Records contained in a dataset
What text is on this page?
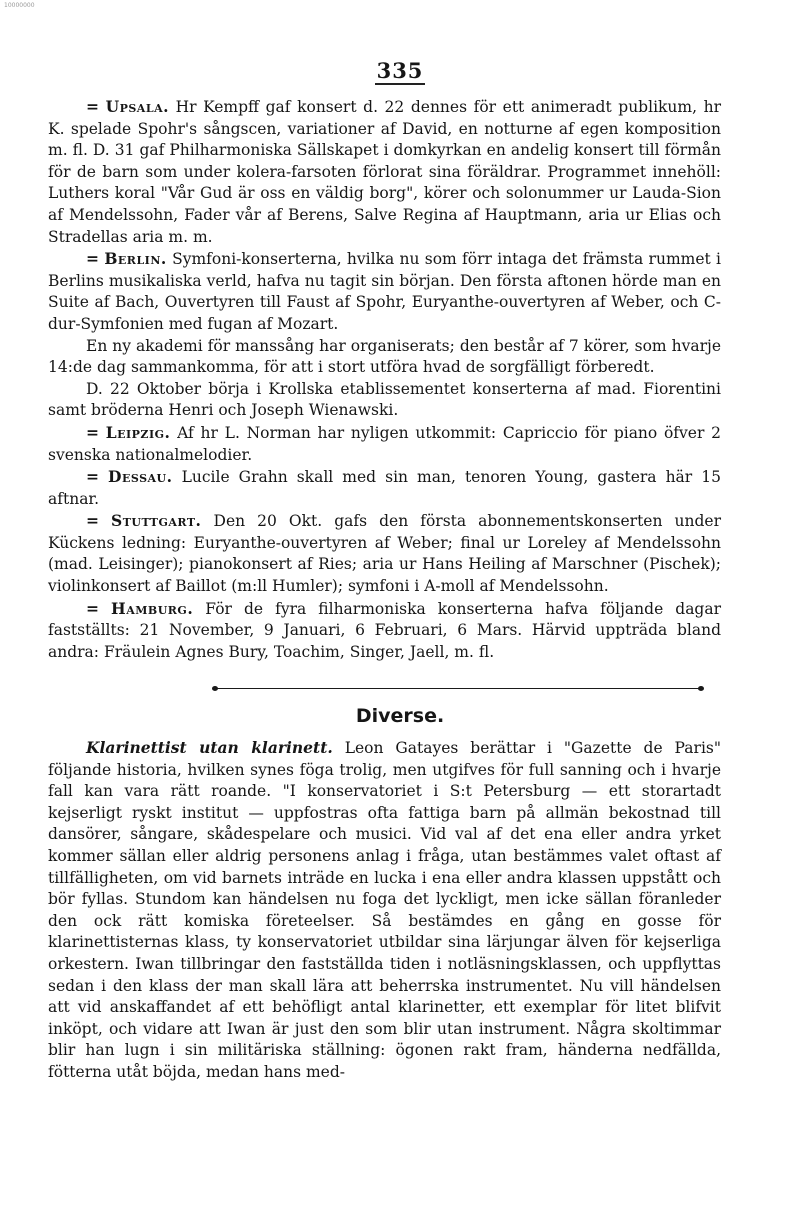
10000000
335

= Upsala. Hr Kempff gaf konsert d. 22 dennes för ett animeradt publikum, hr K. spelade Spohr's sångscen, variationer af David, en notturne af egen komposition m. fl. D. 31 gaf Philharmoniska Sällskapet i domkyrkan en andelig konsert till förmån för de barn som under kolera-farsoten förlorat sina föräldrar. Programmet innehöll: Luthers koral "Vår Gud är oss en väldig borg", körer och solonummer ur Lauda-Sion af Mendelssohn, Fader vår af Berens, Salve Regina af Hauptmann, aria ur Elias och Stradellas aria m. m.

= Berlin. Symfoni-konserterna, hvilka nu som förr intaga det främsta rummet i Berlins musikaliska verld, hafva nu tagit sin början. Den första aftonen hörde man en Suite af Bach, Ouvertyren till Faust af Spohr, Euryanthe-ouvertyren af Weber, och C-dur-Symfonien med fugan af Mozart.

En ny akademi för manssång har organiserats; den består af 7 körer, som hvarje 14:de dag sammankomma, för att i stort utföra hvad de sorgfälligt förberedt.

D. 22 Oktober börja i Krollska etablissementet konserterna af mad. Fiorentini samt bröderna Henri och Joseph Wienawski.

= Leipzig. Af hr L. Norman har nyligen utkommit: Capriccio för piano öfver 2 svenska nationalmelodier.

= Dessau. Lucile Grahn skall med sin man, tenoren Young, gastera här 15 aftnar.

= Stuttgart. Den 20 Okt. gafs den första abonnementskonserten under Kückens ledning: Euryanthe-ouvertyren af Weber; final ur Loreley af Mendelssohn (mad. Leisinger); pianokonsert af Ries; aria ur Hans Heiling af Marschner (Pischek); violinkonsert af Baillot (m:ll Humler); symfoni i A-moll af Mendelssohn.

= Hamburg. För de fyra filharmoniska konserterna hafva följande dagar fastställts: 21 November, 9 Januari, 6 Februari, 6 Mars. Härvid uppträda bland andra: Fräulein Agnes Bury, Toachim, Singer, Jaell, m. fl.

Diverse.

Klarinettist utan klarinett. Leon Gatayes berättar i "Gazette de Paris" följande historia, hvilken synes föga trolig, men utgifves för full sanning och i hvarje fall kan vara rätt roande. "I konservatoriet i S:t Petersburg — ett storartadt kejserligt ryskt institut — uppfostras ofta fattiga barn på allmän bekostnad till dansörer, sångare, skådespelare och musici. Vid val af det ena eller andra yrket kommer sällan eller aldrig personens anlag i fråga, utan bestämmes valet oftast af tillfälligheten, om vid barnets inträde en lucka i ena eller andra klassen uppstått och bör fyllas. Stundom kan händelsen nu foga det lyckligt, men icke sällan föranleder den ock rätt komiska företeelser. Så bestämdes en gång en gosse för klarinettisternas klass, ty konservatoriet utbildar sina lärjungar älven för kejserliga orkestern. Iwan tillbringar den fastställda tiden i notläsningsklassen, och uppflyttas sedan i den klass der man skall lära att beherrska instrumentet. Nu vill händelsen att vid anskaffandet af ett behöfligt antal klarinetter, ett exemplar för litet blifvit inköpt, och vidare att Iwan är just den som blir utan instrument. Några skoltimmar blir han lugn i sin militäriska ställning: ögonen rakt fram, händerna nedfällda, fötterna utåt böjda, medan hans med-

- _WHAT IS REQUIRED_: Pictures are not part of the copy; output everything else in the records exactly.

- _RESPONSE BELOW_:
What text is on this page?
10000000
335

= Upsala. Hr Kempff gaf konsert d. 22 dennes för ett animeradt publikum, hr K. spelade Spohr's sångscen, variationer af David, en notturne af egen komposition m. fl. D. 31 gaf Philharmoniska Sällskapet i domkyrkan en andelig konsert till förmån för de barn som under kolera-farsoten förlorat sina föräldrar. Programmet innehöll: Luthers koral "Vår Gud är oss en väldig borg", körer och solonummer ur Lauda-Sion af Mendelssohn, Fader vår af Berens, Salve Regina af Hauptmann, aria ur Elias och Stradellas aria m. m.

= Berlin. Symfoni-konserterna, hvilka nu som förr intaga det främsta rummet i Berlins musikaliska verld, hafva nu tagit sin början. Den första aftonen hörde man en Suite af Bach, Ouvertyren till Faust af Spohr, Euryanthe-ouvertyren af Weber, och C-dur-Symfonien med fugan af Mozart.

En ny akademi för manssång har organiserats; den består af 7 körer, som hvarje 14:de dag sammankomma, för att i stort utföra hvad de sorgfälligt förberedt.

D. 22 Oktober börja i Krollska etablissementet konserterna af mad. Fiorentini samt bröderna Henri och Joseph Wienawski.

= Leipzig. Af hr L. Norman har nyligen utkommit: Capriccio för piano öfver 2 svenska nationalmelodier.

= Dessau. Lucile Grahn skall med sin man, tenoren Young, gastera här 15 aftnar.

= Stuttgart. Den 20 Okt. gafs den första abonnementskonserten under Kückens ledning: Euryanthe-ouvertyren af Weber; final ur Loreley af Mendelssohn (mad. Leisinger); pianokonsert af Ries; aria ur Hans Heiling af Marschner (Pischek); violinkonsert af Baillot (m:ll Humler); symfoni i A-moll af Mendelssohn.

= Hamburg. För de fyra filharmoniska konserterna hafva följande dagar fastställts: 21 November, 9 Januari, 6 Februari, 6 Mars. Härvid uppträda bland andra: Fräulein Agnes Bury, Toachim, Singer, Jaell, m. fl.

Diverse.

Klarinettist utan klarinett. Leon Gatayes berättar i "Gazette de Paris" följande historia, hvilken synes föga trolig, men utgifves för full sanning och i hvarje fall kan vara rätt roande. "I konservatoriet i S:t Petersburg — ett storartadt kejserligt ryskt institut — uppfostras ofta fattiga barn på allmän bekostnad till dansörer, sångare, skådespelare och musici. Vid val af det ena eller andra yrket kommer sällan eller aldrig personens anlag i fråga, utan bestämmes valet oftast af tillfälligheten, om vid barnets inträde en lucka i ena eller andra klassen uppstått och bör fyllas. Stundom kan händelsen nu foga det lyckligt, men icke sällan föranleder den ock rätt komiska företeelser. Så bestämdes en gång en gosse för klarinettisternas klass, ty konservatoriet utbildar sina lärjungar älven för kejserliga orkestern. Iwan tillbringar den fastställda tiden i notläsningsklassen, och uppflyttas sedan i den klass der man skall lära att beherrska instrumentet. Nu vill händelsen att vid anskaffandet af ett behöfligt antal klarinetter, ett exemplar för litet blifvit inköpt, och vidare att Iwan är just den som blir utan instrument. Några skoltimmar blir han lugn i sin militäriska ställning: ögonen rakt fram, händerna nedfällda, fötterna utåt böjda, medan hans med-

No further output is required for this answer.